_Directions:_ Locate each line below that includes "Падел" and reproduce it.
Begin Listed entries
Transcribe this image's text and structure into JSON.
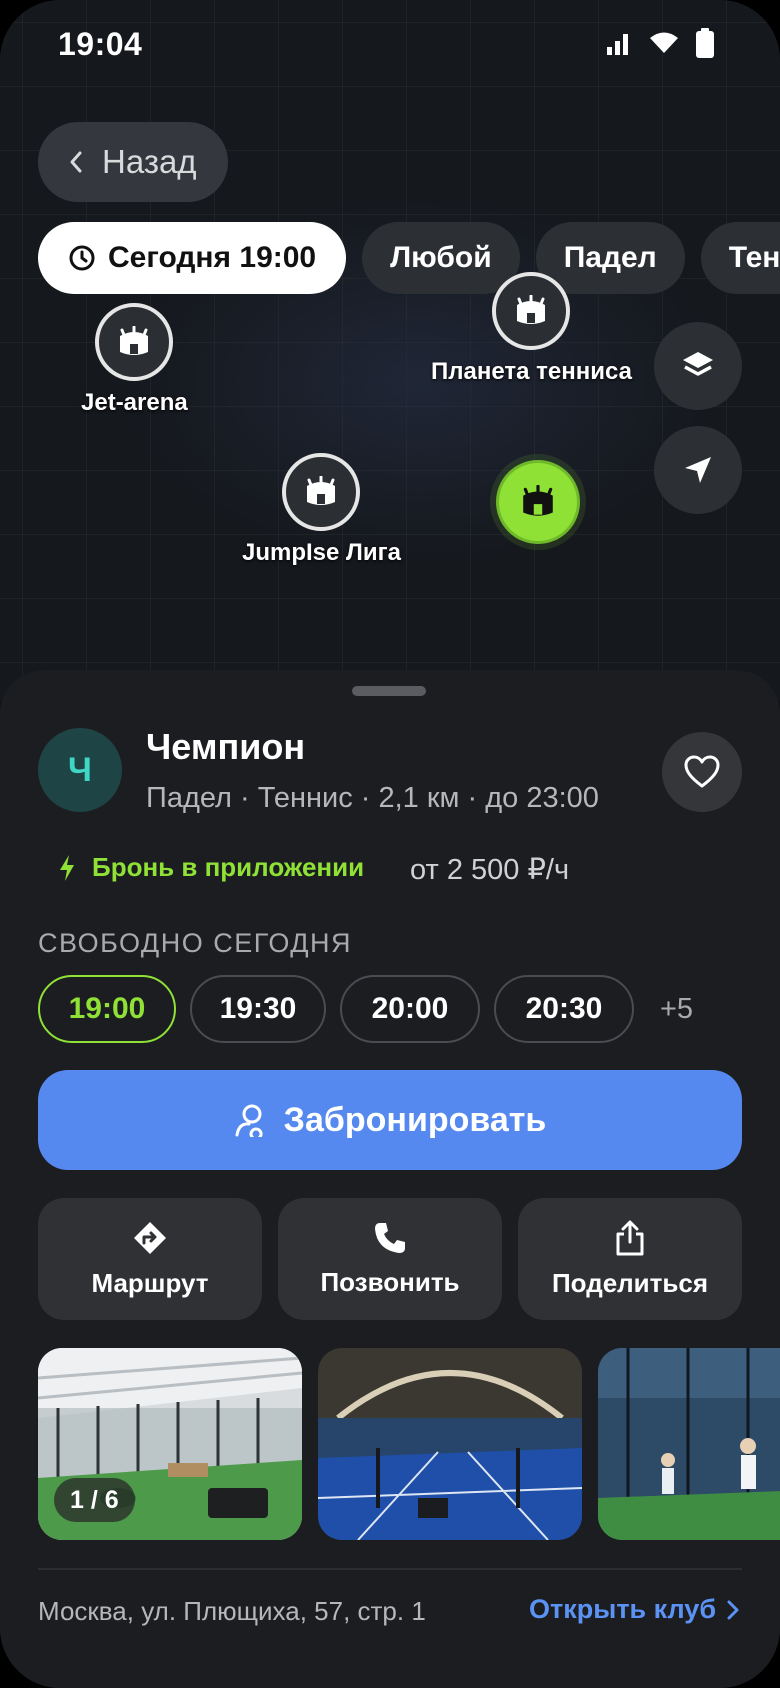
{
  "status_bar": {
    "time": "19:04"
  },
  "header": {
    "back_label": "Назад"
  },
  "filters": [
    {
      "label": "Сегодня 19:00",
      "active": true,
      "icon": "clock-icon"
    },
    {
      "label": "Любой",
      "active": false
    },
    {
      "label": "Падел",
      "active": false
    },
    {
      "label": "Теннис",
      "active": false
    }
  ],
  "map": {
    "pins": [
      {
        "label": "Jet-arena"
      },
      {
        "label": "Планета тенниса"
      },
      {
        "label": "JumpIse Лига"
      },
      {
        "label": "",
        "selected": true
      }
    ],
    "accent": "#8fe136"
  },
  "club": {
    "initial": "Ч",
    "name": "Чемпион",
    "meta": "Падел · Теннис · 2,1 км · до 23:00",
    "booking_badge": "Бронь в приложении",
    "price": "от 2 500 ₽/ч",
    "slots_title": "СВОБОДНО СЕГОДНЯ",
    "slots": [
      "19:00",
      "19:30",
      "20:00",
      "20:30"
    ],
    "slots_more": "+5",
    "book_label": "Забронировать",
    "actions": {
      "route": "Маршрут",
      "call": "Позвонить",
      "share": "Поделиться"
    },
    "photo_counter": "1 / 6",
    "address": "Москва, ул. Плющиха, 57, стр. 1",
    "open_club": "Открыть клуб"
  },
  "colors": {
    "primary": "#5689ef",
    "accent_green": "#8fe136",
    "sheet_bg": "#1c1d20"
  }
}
End Listed entries
_Task response:_
      "label": "Падел",
    "meta": "Падел · Теннис · 2,1 км · до 23:00",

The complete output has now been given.